▸ **Exercise instructions**
Isolate every line in the records below with "VOĽBY" in it.

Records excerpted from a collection
+ + + + + + +
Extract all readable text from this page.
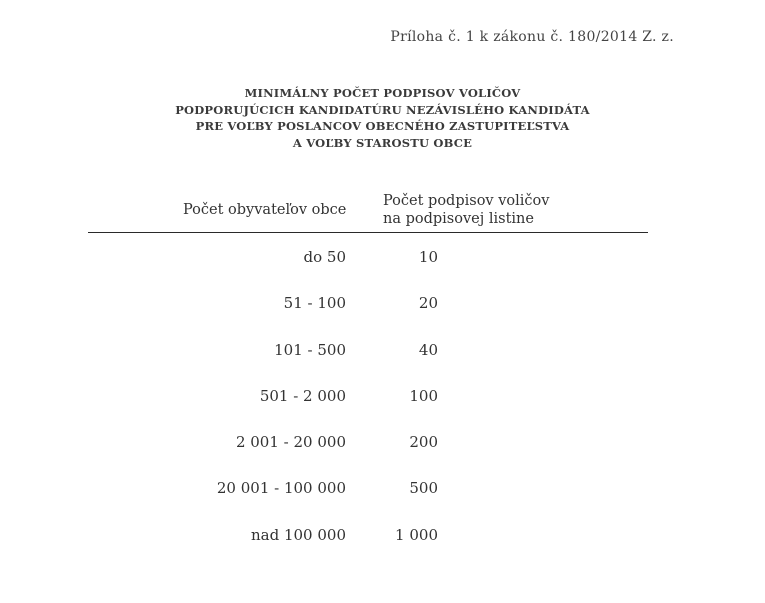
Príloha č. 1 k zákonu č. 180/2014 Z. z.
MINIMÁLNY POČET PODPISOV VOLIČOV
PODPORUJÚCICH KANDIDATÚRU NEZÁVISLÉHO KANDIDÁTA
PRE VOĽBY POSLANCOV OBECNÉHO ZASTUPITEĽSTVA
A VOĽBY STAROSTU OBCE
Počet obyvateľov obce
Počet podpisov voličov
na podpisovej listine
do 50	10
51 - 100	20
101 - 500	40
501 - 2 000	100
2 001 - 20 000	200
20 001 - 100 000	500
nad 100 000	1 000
+ + + + + + +
▸ **Complete response**
PRE VOĽBY POSLANCOV OBECNÉHO ZASTUPITEĽSTVA
A VOĽBY STAROSTU OBCE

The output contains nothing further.